Write down each entry again, exactly as it reads.

** Start DATA TO PROCESS **

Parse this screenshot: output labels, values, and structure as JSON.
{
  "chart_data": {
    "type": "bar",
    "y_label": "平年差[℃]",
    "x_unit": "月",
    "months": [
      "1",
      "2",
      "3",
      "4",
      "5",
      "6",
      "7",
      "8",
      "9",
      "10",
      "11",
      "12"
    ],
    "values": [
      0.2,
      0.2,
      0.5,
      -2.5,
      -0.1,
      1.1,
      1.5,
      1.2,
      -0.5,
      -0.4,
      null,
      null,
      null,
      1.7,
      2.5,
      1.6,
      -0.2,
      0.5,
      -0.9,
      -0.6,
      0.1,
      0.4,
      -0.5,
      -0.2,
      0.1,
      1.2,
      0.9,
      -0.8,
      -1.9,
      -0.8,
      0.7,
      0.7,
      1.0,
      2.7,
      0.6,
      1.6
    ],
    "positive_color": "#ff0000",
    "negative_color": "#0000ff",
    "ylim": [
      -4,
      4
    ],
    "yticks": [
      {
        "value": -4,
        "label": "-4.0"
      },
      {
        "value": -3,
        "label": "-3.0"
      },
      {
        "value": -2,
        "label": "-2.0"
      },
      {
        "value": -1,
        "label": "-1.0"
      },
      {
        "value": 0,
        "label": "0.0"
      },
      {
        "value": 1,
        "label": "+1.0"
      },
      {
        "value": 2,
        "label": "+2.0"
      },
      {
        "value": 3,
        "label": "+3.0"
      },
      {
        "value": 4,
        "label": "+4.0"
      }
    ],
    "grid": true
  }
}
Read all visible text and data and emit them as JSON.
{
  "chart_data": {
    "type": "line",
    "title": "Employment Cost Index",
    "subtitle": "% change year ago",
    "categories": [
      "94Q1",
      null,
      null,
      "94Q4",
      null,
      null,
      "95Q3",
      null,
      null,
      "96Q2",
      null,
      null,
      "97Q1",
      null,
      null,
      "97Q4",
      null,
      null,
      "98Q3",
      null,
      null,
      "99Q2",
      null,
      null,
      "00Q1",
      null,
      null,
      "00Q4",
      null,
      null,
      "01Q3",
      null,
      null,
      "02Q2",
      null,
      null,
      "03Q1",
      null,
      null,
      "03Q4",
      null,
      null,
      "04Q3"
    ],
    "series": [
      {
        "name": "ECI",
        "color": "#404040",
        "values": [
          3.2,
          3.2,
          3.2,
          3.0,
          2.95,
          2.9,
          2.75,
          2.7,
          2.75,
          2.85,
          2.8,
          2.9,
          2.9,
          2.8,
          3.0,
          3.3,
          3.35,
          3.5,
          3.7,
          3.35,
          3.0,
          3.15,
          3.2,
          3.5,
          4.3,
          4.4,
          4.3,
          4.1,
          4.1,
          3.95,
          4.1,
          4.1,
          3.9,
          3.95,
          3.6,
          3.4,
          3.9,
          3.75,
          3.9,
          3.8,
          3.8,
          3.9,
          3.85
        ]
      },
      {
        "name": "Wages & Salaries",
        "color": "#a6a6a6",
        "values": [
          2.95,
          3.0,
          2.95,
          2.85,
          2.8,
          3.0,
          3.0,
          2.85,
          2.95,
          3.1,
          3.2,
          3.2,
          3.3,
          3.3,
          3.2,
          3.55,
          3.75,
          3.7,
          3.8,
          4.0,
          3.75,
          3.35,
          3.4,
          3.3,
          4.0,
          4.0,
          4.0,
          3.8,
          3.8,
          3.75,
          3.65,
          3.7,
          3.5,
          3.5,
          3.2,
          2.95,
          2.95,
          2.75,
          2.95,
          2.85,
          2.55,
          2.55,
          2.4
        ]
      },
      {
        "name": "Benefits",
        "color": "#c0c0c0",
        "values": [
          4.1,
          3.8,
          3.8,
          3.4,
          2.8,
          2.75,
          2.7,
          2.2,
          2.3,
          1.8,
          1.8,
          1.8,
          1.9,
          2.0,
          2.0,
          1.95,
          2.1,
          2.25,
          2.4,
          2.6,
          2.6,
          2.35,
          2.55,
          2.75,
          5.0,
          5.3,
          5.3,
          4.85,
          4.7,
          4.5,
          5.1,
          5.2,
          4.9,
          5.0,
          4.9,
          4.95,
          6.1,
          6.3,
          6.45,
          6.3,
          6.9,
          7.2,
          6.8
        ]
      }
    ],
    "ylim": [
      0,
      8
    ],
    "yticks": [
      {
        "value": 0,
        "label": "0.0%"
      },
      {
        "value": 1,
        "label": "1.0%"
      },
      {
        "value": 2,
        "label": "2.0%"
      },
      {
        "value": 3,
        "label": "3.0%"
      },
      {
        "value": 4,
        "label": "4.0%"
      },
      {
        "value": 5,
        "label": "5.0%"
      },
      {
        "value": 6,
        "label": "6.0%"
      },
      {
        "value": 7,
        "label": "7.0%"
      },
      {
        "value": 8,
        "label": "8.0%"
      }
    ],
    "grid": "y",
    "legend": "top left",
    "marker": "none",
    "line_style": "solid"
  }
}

** End DATA TO PROCESS **

* WORKED SOLUTION *
Parse this screenshot: output labels, values, and structure as JSON.
{
  "chart_data": {
    "type": "bar",
    "y_label": "平年差[℃]",
    "x_unit": "月",
    "months": [
      "1",
      "2",
      "3",
      "4",
      "5",
      "6",
      "7",
      "8",
      "9",
      "10",
      "11",
      "12"
    ],
    "values": [
      0.2,
      0.2,
      0.5,
      -2.5,
      -0.1,
      1.1,
      1.5,
      1.2,
      -0.5,
      -0.4,
      null,
      null,
      null,
      1.7,
      2.5,
      1.6,
      -0.2,
      0.5,
      -0.9,
      -0.6,
      0.1,
      0.4,
      -0.5,
      -0.2,
      0.1,
      1.2,
      0.9,
      -0.8,
      -1.9,
      -0.8,
      0.7,
      0.7,
      1.0,
      2.7,
      0.6,
      1.6
    ],
    "positive_color": "#ff0000",
    "negative_color": "#0000ff",
    "ylim": [
      -4,
      4
    ],
    "yticks": [
      {
        "value": -4,
        "label": "-4.0"
      },
      {
        "value": -3,
        "label": "-3.0"
      },
      {
        "value": -2,
        "label": "-2.0"
      },
      {
        "value": -1,
        "label": "-1.0"
      },
      {
        "value": 0,
        "label": "0.0"
      },
      {
        "value": 1,
        "label": "+1.0"
      },
      {
        "value": 2,
        "label": "+2.0"
      },
      {
        "value": 3,
        "label": "+3.0"
      },
      {
        "value": 4,
        "label": "+4.0"
      }
    ],
    "grid": true
  }
}
Read all visible text and data and emit them as JSON.
{
  "chart_data": {
    "type": "line",
    "title": "Employment Cost Index",
    "subtitle": "% change year ago",
    "categories": [
      "94Q1",
      null,
      null,
      "94Q4",
      null,
      null,
      "95Q3",
      null,
      null,
      "96Q2",
      null,
      null,
      "97Q1",
      null,
      null,
      "97Q4",
      null,
      null,
      "98Q3",
      null,
      null,
      "99Q2",
      null,
      null,
      "00Q1",
      null,
      null,
      "00Q4",
      null,
      null,
      "01Q3",
      null,
      null,
      "02Q2",
      null,
      null,
      "03Q1",
      null,
      null,
      "03Q4",
      null,
      null,
      "04Q3"
    ],
    "series": [
      {
        "name": "ECI",
        "color": "#404040",
        "values": [
          3.2,
          3.2,
          3.2,
          3.0,
          2.95,
          2.9,
          2.75,
          2.7,
          2.75,
          2.85,
          2.8,
          2.9,
          2.9,
          2.8,
          3.0,
          3.3,
          3.35,
          3.5,
          3.7,
          3.35,
          3.0,
          3.15,
          3.2,
          3.5,
          4.3,
          4.4,
          4.3,
          4.1,
          4.1,
          3.95,
          4.1,
          4.1,
          3.9,
          3.95,
          3.6,
          3.4,
          3.9,
          3.75,
          3.9,
          3.8,
          3.8,
          3.9,
          3.85
        ]
      },
      {
        "name": "Wages & Salaries",
        "color": "#a6a6a6",
        "values": [
          2.95,
          3.0,
          2.95,
          2.85,
          2.8,
          3.0,
          3.0,
          2.85,
          2.95,
          3.1,
          3.2,
          3.2,
          3.3,
          3.3,
          3.2,
          3.55,
          3.75,
          3.7,
          3.8,
          4.0,
          3.75,
          3.35,
          3.4,
          3.3,
          4.0,
          4.0,
          4.0,
          3.8,
          3.8,
          3.75,
          3.65,
          3.7,
          3.5,
          3.5,
          3.2,
          2.95,
          2.95,
          2.75,
          2.95,
          2.85,
          2.55,
          2.55,
          2.4
        ]
      },
      {
        "name": "Benefits",
        "color": "#c0c0c0",
        "values": [
          4.1,
          3.8,
          3.8,
          3.4,
          2.8,
          2.75,
          2.7,
          2.2,
          2.3,
          1.8,
          1.8,
          1.8,
          1.9,
          2.0,
          2.0,
          1.95,
          2.1,
          2.25,
          2.4,
          2.6,
          2.6,
          2.35,
          2.55,
          2.75,
          5.0,
          5.3,
          5.3,
          4.85,
          4.7,
          4.5,
          5.1,
          5.2,
          4.9,
          5.0,
          4.9,
          4.95,
          6.1,
          6.3,
          6.45,
          6.3,
          6.9,
          7.2,
          6.8
        ]
      }
    ],
    "ylim": [
      0,
      8
    ],
    "yticks": [
      {
        "value": 0,
        "label": "0.0%"
      },
      {
        "value": 1,
        "label": "1.0%"
      },
      {
        "value": 2,
        "label": "2.0%"
      },
      {
        "value": 3,
        "label": "3.0%"
      },
      {
        "value": 4,
        "label": "4.0%"
      },
      {
        "value": 5,
        "label": "5.0%"
      },
      {
        "value": 6,
        "label": "6.0%"
      },
      {
        "value": 7,
        "label": "7.0%"
      },
      {
        "value": 8,
        "label": "8.0%"
      }
    ],
    "grid": "y",
    "legend": "top left",
    "marker": "none",
    "line_style": "solid"
  }
}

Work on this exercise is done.